**Selected extract**
“Print magazines have an unparalleled ability to keep readers rapt. Yet too few brands leverage the sensory experience print provides…” — Nenad Senic, February issue of Chief Content Officer magazine
We’ve been hearing for decades now that print is dead. And the debate over whether or not this is true will probably continue for decades to come. However, as Joe Pulizzi once pointed out, there has never been a greater time of opportunity for brands in the printed channel than right now.
So, as your business devotes more budget this year to content marketing (as 58 percent of B2B brands are doing in 2014), the question is, how can you get the most out of incorporating print into your content marketing plan? The key is to produce a highly niche, highly targeted publication that positions your business as a top expert on subject matter that your audience cares about.
Why is the print approach making such a rebound? In this day and age of 140-character tweets, instant messages, and texts, print gives your customers something to sink their teeth into. You can discuss topics at greater length and give your readers something to hold onto for more than a few fleeting seconds. Since print is now considered “non-traditional,” it’s the perfect medium to use to capture — and hold — attention.
After you’ve decided which audience you’re going to serve and which topic you’re going to tackle, it’s time to build your publication. Here are a few helpful tips that we’ve uncovered when producing The Flow, a magazine that serves the production print industry. In its first year, The Flow has gained a dedicated following among customers and other professionals in the field. As a key component in our content marketing plan, it has helped solidify our corporate identity as a leader in information management services and serves as a consistent resource for other businesses looking to evolve in the printing industry.
Plan to deliver a variety of relevant content types: Resources for content creation can be drawn from within your own organization, which keeps costs down. Use your employees’ expertise and unique voices — after all, who knows your company better?
Of course, you don’t want your magazine to appear to be just another promotional vehicle for your executives, so it’s also important to intermingle internal content with other content, such as features, Q&As, and even case studies from and by your customers — you will find they are the best sources for uncovering pain points that need to be addressed in your target industry.
Mixing internal and externally sourced content in your print publication will give it the vendor-agnostic voice it needs and, most likely, you will find you already have enough content to get several articles started (think webinars, blogs, white papers, presentations, case studies, and customer press releases). Reuse the key concepts from these, but expand upon them for the magazine format. You can also curate data-specific content, like infographics from marketing sites. Our recipe has always been that you should do organic work first to gain the readers’ trust, and then build on that relationship.

**Written problem 1**
Reproduce the article on print magazines from "Plan to deliver" up to and including "your target industry.".
The rows that follow have nothing to do with the article on print magazines.

**Excerpted records**
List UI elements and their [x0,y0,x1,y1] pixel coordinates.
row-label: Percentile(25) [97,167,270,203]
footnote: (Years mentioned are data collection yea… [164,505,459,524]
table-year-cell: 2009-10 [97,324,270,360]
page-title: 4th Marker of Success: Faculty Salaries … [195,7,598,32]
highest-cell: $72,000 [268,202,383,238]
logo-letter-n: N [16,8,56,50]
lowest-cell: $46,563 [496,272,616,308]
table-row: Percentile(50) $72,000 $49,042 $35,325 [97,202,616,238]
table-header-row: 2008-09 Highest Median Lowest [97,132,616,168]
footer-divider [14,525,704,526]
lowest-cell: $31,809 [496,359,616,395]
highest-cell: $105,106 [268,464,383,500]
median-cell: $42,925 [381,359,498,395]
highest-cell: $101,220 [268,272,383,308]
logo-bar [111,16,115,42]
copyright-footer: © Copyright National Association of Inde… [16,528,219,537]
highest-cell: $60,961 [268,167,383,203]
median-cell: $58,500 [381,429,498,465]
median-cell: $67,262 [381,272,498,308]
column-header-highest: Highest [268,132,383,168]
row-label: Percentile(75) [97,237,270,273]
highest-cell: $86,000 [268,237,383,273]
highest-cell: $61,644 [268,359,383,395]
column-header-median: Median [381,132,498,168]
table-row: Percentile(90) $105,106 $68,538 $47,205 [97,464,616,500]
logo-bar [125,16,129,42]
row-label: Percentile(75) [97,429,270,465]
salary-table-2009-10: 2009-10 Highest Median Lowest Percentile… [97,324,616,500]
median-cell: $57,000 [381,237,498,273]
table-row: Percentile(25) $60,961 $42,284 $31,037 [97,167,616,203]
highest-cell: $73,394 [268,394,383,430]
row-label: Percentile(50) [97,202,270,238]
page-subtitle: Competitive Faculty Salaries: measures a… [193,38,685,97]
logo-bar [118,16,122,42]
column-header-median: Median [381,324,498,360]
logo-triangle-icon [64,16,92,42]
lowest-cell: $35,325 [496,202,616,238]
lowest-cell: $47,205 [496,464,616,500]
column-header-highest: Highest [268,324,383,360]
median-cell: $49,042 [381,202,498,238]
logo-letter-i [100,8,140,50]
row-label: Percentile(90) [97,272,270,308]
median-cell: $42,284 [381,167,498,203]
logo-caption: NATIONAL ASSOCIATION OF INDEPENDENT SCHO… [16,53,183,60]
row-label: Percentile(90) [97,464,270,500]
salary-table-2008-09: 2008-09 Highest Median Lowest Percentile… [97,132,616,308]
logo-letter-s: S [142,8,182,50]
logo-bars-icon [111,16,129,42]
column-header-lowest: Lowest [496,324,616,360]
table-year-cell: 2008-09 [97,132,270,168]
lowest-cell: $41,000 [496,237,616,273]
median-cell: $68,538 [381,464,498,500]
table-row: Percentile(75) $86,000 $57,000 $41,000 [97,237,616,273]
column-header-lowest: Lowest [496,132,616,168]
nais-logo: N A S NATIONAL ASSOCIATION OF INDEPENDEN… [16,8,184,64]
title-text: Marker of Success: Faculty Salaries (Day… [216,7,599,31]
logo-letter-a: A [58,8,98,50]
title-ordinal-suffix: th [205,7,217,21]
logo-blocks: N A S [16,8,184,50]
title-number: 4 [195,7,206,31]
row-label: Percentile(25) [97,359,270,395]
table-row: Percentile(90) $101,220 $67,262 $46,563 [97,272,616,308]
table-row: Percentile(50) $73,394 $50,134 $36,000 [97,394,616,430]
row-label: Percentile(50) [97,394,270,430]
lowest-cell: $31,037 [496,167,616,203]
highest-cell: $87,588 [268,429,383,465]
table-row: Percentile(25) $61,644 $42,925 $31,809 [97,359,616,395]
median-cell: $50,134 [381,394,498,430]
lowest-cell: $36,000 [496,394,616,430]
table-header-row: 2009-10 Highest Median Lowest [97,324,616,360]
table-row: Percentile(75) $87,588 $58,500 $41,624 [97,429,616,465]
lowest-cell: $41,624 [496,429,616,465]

**Written problem 2**
Rewrite only the rows from their first line up to and including the line with "lowest-cell: $31,809 [496,359,616,395]", changing "highest-cell" to "top-cell" and leaving everything else unchanged.

**Complete answer 1**
Plan to deliver a variety of relevant content types: Resources for content creation can be drawn from within your own organization, which keeps costs down. Use your employees’ expertise and unique voices — after all, who knows your company better?
Of course, you don’t want your magazine to appear to be just another promotional vehicle for your executives, so it’s also important to intermingle internal content with other content, such as features, Q&As, and even case studies from and by your customers — you will find they are the best sources for uncovering pain points that need to be addressed in your target industry.

**Complete answer 2**
List UI elements and their [x0,y0,x1,y1] pixel coordinates.
row-label: Percentile(25) [97,167,270,203]
footnote: (Years mentioned are data collection yea… [164,505,459,524]
table-year-cell: 2009-10 [97,324,270,360]
page-title: 4th Marker of Success: Faculty Salaries … [195,7,598,32]
top-cell: $72,000 [268,202,383,238]
logo-letter-n: N [16,8,56,50]
lowest-cell: $46,563 [496,272,616,308]
table-row: Percentile(50) $72,000 $49,042 $35,325 [97,202,616,238]
table-header-row: 2008-09 Highest Median Lowest [97,132,616,168]
footer-divider [14,525,704,526]
lowest-cell: $31,809 [496,359,616,395]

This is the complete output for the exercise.